INPUT —

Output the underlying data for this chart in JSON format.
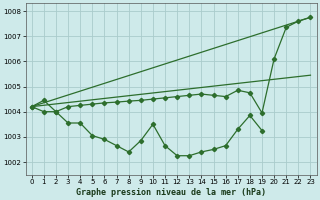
{
  "xlabel": "Graphe pression niveau de la mer (hPa)",
  "bg_color": "#ceeaea",
  "grid_color": "#aacccc",
  "line_color": "#2d6e2d",
  "xlim": [
    -0.5,
    23.5
  ],
  "ylim": [
    1001.5,
    1008.3
  ],
  "yticks": [
    1002,
    1003,
    1004,
    1005,
    1006,
    1007,
    1008
  ],
  "xticks": [
    0,
    1,
    2,
    3,
    4,
    5,
    6,
    7,
    8,
    9,
    10,
    11,
    12,
    13,
    14,
    15,
    16,
    17,
    18,
    19,
    20,
    21,
    22,
    23
  ],
  "series_curved": {
    "x": [
      0,
      1,
      2,
      3,
      4,
      5,
      6,
      7,
      8,
      9,
      10,
      11,
      12,
      13,
      14,
      15,
      16,
      17,
      18,
      19
    ],
    "y": [
      1004.2,
      1004.45,
      1004.0,
      1003.55,
      1003.55,
      1003.05,
      1002.9,
      1002.65,
      1002.4,
      1002.85,
      1003.5,
      1002.65,
      1002.25,
      1002.25,
      1002.4,
      1002.5,
      1002.65,
      1003.3,
      1003.85,
      1003.25
    ]
  },
  "series_straight_top": {
    "x": [
      0,
      23
    ],
    "y": [
      1004.2,
      1007.75
    ]
  },
  "series_straight_mid": {
    "x": [
      0,
      23
    ],
    "y": [
      1004.2,
      1005.45
    ]
  },
  "series_with_markers": {
    "x": [
      0,
      1,
      2,
      3,
      4,
      5,
      6,
      7,
      8,
      9,
      10,
      11,
      12,
      13,
      14,
      15,
      16,
      17,
      18,
      19,
      20,
      21,
      22,
      23
    ],
    "y": [
      1004.2,
      1004.0,
      1004.0,
      1004.2,
      1004.25,
      1004.3,
      1004.35,
      1004.38,
      1004.42,
      1004.45,
      1004.5,
      1004.55,
      1004.6,
      1004.65,
      1004.7,
      1004.65,
      1004.6,
      1004.85,
      1004.75,
      1003.95,
      1006.1,
      1007.35,
      1007.6,
      1007.75
    ]
  }
}
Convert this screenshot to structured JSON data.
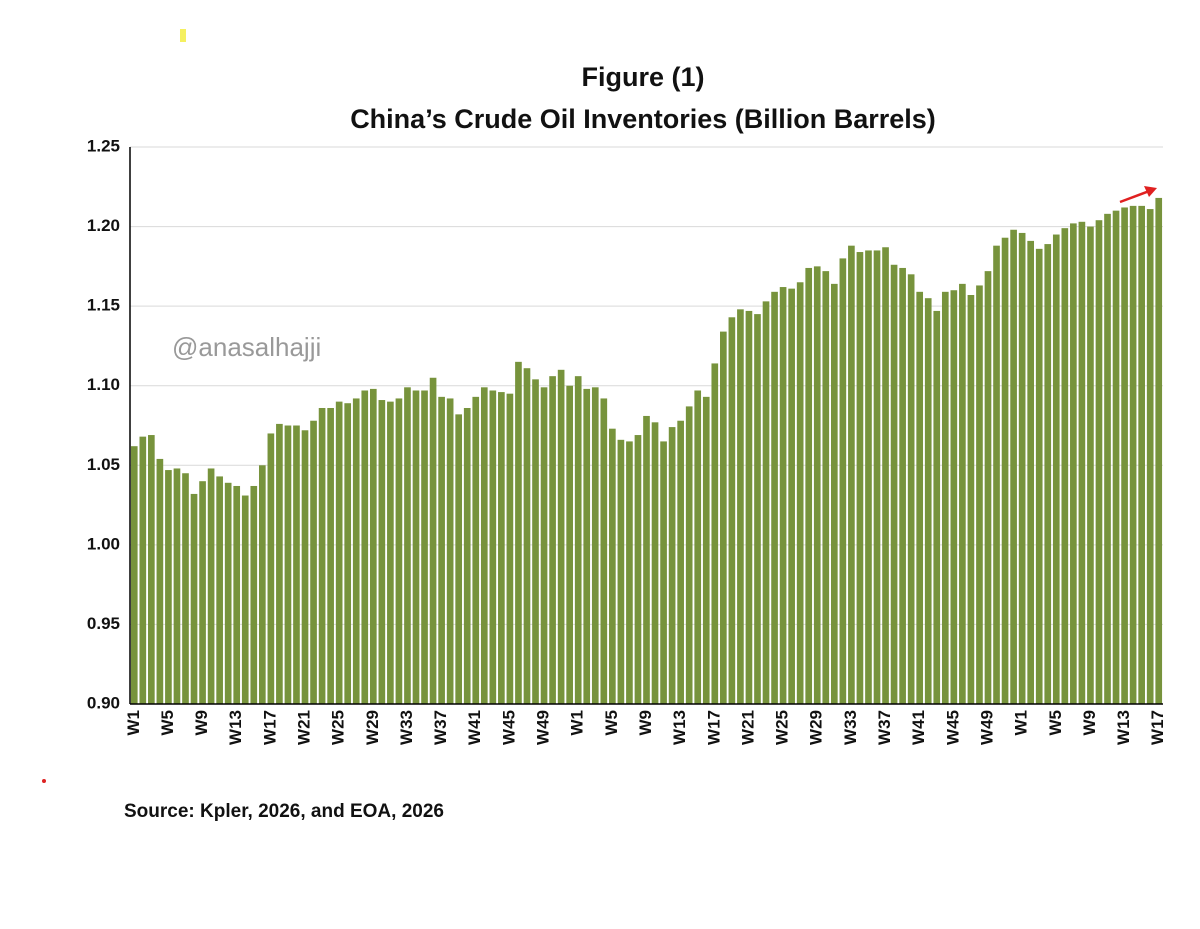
{
  "chart_data": {
    "type": "bar",
    "title": [
      "Figure (1)",
      "China’s Crude Oil Inventories (Billion Barrels)"
    ],
    "watermark": "@anasalhajji",
    "source": "Source: Kpler, 2026, and EOA, 2026",
    "color": "#77933c",
    "grid": true,
    "ylim": [
      0.9,
      1.25
    ],
    "yticks": [
      {
        "value": 0.9,
        "label": "0.90"
      },
      0.95,
      {
        "value": 1.0,
        "label": "1.00"
      },
      1.05,
      {
        "value": 1.1,
        "label": "1.10"
      },
      1.15,
      {
        "value": 1.2,
        "label": "1.20"
      },
      1.25
    ],
    "categories": [
      "W1",
      null,
      null,
      null,
      "W5",
      null,
      null,
      null,
      "W9",
      null,
      null,
      null,
      "W13",
      null,
      null,
      null,
      "W17",
      null,
      null,
      null,
      "W21",
      null,
      null,
      null,
      "W25",
      null,
      null,
      null,
      "W29",
      null,
      null,
      null,
      "W33",
      null,
      null,
      null,
      "W37",
      null,
      null,
      null,
      "W41",
      null,
      null,
      null,
      "W45",
      null,
      null,
      null,
      "W49",
      null,
      null,
      null,
      "W1",
      null,
      null,
      null,
      "W5",
      null,
      null,
      null,
      "W9",
      null,
      null,
      null,
      "W13",
      null,
      null,
      null,
      "W17",
      null,
      null,
      null,
      "W21",
      null,
      null,
      null,
      "W25",
      null,
      null,
      null,
      "W29",
      null,
      null,
      null,
      "W33",
      null,
      null,
      null,
      "W37",
      null,
      null,
      null,
      "W41",
      null,
      null,
      null,
      "W45",
      null,
      null,
      null,
      "W49",
      null,
      null,
      null,
      "W1",
      null,
      null,
      null,
      "W5",
      null,
      null,
      null,
      "W9",
      null,
      null,
      null,
      "W13",
      null,
      null,
      null,
      "W17"
    ],
    "values": [
      1.062,
      1.068,
      1.069,
      1.054,
      1.047,
      1.048,
      1.045,
      1.032,
      1.04,
      1.048,
      1.043,
      1.039,
      1.037,
      1.031,
      1.037,
      1.05,
      1.07,
      1.076,
      1.075,
      1.075,
      1.072,
      1.078,
      1.086,
      1.086,
      1.09,
      1.089,
      1.092,
      1.097,
      1.098,
      1.091,
      1.09,
      1.092,
      1.099,
      1.097,
      1.097,
      1.105,
      1.093,
      1.092,
      1.082,
      1.086,
      1.093,
      1.099,
      1.097,
      1.096,
      1.095,
      1.115,
      1.111,
      1.104,
      1.099,
      1.106,
      1.11,
      1.1,
      1.106,
      1.098,
      1.099,
      1.092,
      1.073,
      1.066,
      1.065,
      1.069,
      1.081,
      1.077,
      1.065,
      1.074,
      1.078,
      1.087,
      1.097,
      1.093,
      1.114,
      1.134,
      1.143,
      1.148,
      1.147,
      1.145,
      1.153,
      1.159,
      1.162,
      1.161,
      1.165,
      1.174,
      1.175,
      1.172,
      1.164,
      1.18,
      1.188,
      1.184,
      1.185,
      1.185,
      1.187,
      1.176,
      1.174,
      1.17,
      1.159,
      1.155,
      1.147,
      1.159,
      1.16,
      1.164,
      1.157,
      1.163,
      1.172,
      1.188,
      1.193,
      1.198,
      1.196,
      1.191,
      1.186,
      1.189,
      1.195,
      1.199,
      1.202,
      1.203,
      1.2,
      1.204,
      1.208,
      1.21,
      1.212,
      1.213,
      1.213,
      1.211,
      1.218
    ]
  }
}
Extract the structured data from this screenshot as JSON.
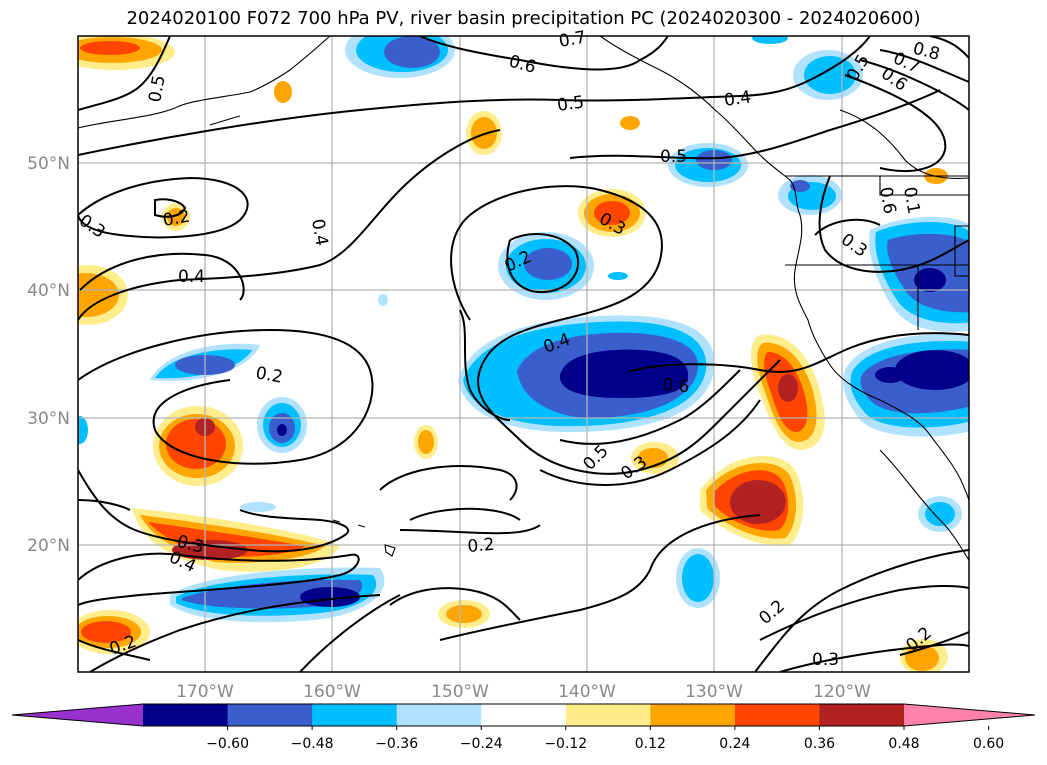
{
  "title": "2024020100 F072 700 hPa PV, river basin precipitation PC (2024020300 - 2024020600)",
  "lat_labels": [
    "50°N",
    "40°N",
    "30°N",
    "20°N"
  ],
  "lon_labels": [
    "170°W",
    "160°W",
    "150°W",
    "140°W",
    "130°W",
    "120°W"
  ],
  "colorbar": {
    "colors": [
      "#9932cc",
      "#00008b",
      "#3a5fcd",
      "#00bfff",
      "#b0e2ff",
      "#ffffff",
      "#ffec8b",
      "#ffa500",
      "#ff4500",
      "#b22222",
      "#ff82ab"
    ],
    "tick_labels": [
      "−0.60",
      "−0.48",
      "−0.36",
      "−0.24",
      "−0.12",
      "0.12",
      "0.24",
      "0.36",
      "0.48",
      "0.60"
    ]
  },
  "contour_labels": {
    "c07_top": "0.7",
    "c06_top": "0.6",
    "c05_topleft": "0.5",
    "c05_mid": "0.5",
    "c04_ne": "0.4",
    "c05_coast": "0.5",
    "c08_ne": "0.8",
    "c07_ne": "0.7",
    "c06_ne": "0.6",
    "c05_ne": "0.5",
    "c03_left": "0.3",
    "c02_small": "0.2",
    "c04_cen": "0.4",
    "c04_left": "0.4",
    "c02_low": "0.2",
    "c02_high": "0.2",
    "c03_high": "0.3",
    "c04_jet": "0.4",
    "c06_jet": "0.6",
    "c05_sw": "0.5",
    "c03_sw": "0.3",
    "c06_coast": "0.6",
    "c01_coast": "0.1",
    "c03_coast": "0.3",
    "c03_sub": "0.3",
    "c04_sub": "0.4",
    "c02_sub": "0.2",
    "c02_trough": "0.2",
    "c02_se": "0.2",
    "c03_se": "0.3",
    "c02_corner": "0.2"
  }
}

WRITTEN REQUEST —
Check every line of the data, and copy the ones that contain "structured".

EXPECTED OUTPUT —
Convert this screenshot to structured JSON data.
Extract the structured data from this screenshot as JSON.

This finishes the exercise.